● **Aim of the exercise**
Your answer should be a single number: the count of lines containing "JSON".

● **Data extracted from a collection**
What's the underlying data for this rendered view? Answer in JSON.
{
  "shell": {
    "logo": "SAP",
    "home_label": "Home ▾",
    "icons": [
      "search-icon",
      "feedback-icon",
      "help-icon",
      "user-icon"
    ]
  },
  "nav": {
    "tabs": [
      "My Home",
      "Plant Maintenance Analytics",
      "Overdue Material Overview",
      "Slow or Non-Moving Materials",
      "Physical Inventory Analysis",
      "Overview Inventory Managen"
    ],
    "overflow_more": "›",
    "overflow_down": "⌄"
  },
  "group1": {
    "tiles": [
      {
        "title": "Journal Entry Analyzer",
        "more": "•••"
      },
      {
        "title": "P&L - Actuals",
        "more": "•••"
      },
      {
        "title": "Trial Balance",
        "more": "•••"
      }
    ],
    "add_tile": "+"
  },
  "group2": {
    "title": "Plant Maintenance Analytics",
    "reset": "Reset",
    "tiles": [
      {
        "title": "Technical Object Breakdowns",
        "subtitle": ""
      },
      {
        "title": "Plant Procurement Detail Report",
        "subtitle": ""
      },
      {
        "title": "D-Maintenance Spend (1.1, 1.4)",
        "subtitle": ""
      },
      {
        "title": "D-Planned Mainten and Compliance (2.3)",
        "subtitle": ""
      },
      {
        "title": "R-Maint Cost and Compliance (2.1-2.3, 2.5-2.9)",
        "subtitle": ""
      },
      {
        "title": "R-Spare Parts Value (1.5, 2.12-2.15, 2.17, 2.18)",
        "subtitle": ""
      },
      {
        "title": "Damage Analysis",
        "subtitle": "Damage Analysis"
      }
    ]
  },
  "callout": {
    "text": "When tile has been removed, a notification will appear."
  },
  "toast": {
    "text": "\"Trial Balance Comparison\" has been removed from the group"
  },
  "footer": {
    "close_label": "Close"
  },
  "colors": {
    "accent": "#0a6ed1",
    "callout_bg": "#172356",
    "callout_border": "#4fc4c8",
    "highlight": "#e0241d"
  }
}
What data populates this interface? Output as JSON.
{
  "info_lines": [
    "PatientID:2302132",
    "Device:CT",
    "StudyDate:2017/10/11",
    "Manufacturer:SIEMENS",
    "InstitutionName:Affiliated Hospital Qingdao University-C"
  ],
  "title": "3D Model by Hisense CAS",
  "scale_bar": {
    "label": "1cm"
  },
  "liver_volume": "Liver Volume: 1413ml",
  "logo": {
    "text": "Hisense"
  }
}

● **Written answer**
2